■ What this task involves
Write the records out again, keeping each line exactly as it is.

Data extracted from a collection
+ + +

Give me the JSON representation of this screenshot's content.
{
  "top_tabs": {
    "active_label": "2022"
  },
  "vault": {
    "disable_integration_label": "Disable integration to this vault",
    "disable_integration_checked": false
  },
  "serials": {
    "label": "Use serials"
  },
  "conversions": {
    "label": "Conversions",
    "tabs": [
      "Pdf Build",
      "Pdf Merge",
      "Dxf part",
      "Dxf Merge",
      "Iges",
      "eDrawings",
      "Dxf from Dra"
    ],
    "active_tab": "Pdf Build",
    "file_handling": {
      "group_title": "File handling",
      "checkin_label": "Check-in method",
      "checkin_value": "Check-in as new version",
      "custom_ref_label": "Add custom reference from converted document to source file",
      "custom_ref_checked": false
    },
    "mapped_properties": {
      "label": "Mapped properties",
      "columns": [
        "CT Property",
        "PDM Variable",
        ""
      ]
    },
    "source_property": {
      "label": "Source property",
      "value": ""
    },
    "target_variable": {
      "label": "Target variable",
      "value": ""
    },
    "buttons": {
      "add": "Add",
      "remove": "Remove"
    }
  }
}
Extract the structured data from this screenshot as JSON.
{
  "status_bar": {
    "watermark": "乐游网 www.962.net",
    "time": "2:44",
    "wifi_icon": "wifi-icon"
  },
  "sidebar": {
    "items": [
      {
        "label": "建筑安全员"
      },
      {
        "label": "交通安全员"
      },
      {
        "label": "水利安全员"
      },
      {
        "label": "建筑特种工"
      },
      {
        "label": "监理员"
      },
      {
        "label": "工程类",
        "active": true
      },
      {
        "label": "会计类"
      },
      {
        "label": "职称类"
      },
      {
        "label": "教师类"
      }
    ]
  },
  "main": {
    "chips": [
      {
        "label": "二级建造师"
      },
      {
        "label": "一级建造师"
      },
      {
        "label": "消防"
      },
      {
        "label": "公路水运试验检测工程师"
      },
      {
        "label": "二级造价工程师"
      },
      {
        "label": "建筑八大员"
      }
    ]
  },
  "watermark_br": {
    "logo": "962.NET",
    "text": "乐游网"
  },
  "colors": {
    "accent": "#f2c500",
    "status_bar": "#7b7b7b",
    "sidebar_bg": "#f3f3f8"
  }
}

+ + +

■ The result
Give me the JSON representation of this screenshot's content.
{
  "top_tabs": {
    "active_label": "2022"
  },
  "vault": {
    "disable_integration_label": "Disable integration to this vault",
    "disable_integration_checked": false
  },
  "serials": {
    "label": "Use serials"
  },
  "conversions": {
    "label": "Conversions",
    "tabs": [
      "Pdf Build",
      "Pdf Merge",
      "Dxf part",
      "Dxf Merge",
      "Iges",
      "eDrawings",
      "Dxf from Dra"
    ],
    "active_tab": "Pdf Build",
    "file_handling": {
      "group_title": "File handling",
      "checkin_label": "Check-in method",
      "checkin_value": "Check-in as new version",
      "custom_ref_label": "Add custom reference from converted document to source file",
      "custom_ref_checked": false
    },
    "mapped_properties": {
      "label": "Mapped properties",
      "columns": [
        "CT Property",
        "PDM Variable",
        ""
      ]
    },
    "source_property": {
      "label": "Source property",
      "value": ""
    },
    "target_variable": {
      "label": "Target variable",
      "value": ""
    },
    "buttons": {
      "add": "Add",
      "remove": "Remove"
    }
  }
}
Extract the structured data from this screenshot as JSON.
{
  "status_bar": {
    "watermark": "乐游网 www.962.net",
    "time": "2:44",
    "wifi_icon": "wifi-icon"
  },
  "sidebar": {
    "items": [
      {
        "label": "建筑安全员"
      },
      {
        "label": "交通安全员"
      },
      {
        "label": "水利安全员"
      },
      {
        "label": "建筑特种工"
      },
      {
        "label": "监理员"
      },
      {
        "label": "工程类",
        "active": true
      },
      {
        "label": "会计类"
      },
      {
        "label": "职称类"
      },
      {
        "label": "教师类"
      }
    ]
  },
  "main": {
    "chips": [
      {
        "label": "二级建造师"
      },
      {
        "label": "一级建造师"
      },
      {
        "label": "消防"
      },
      {
        "label": "公路水运试验检测工程师"
      },
      {
        "label": "二级造价工程师"
      },
      {
        "label": "建筑八大员"
      }
    ]
  },
  "watermark_br": {
    "logo": "962.NET",
    "text": "乐游网"
  },
  "colors": {
    "accent": "#f2c500",
    "status_bar": "#7b7b7b",
    "sidebar_bg": "#f3f3f8"
  }
}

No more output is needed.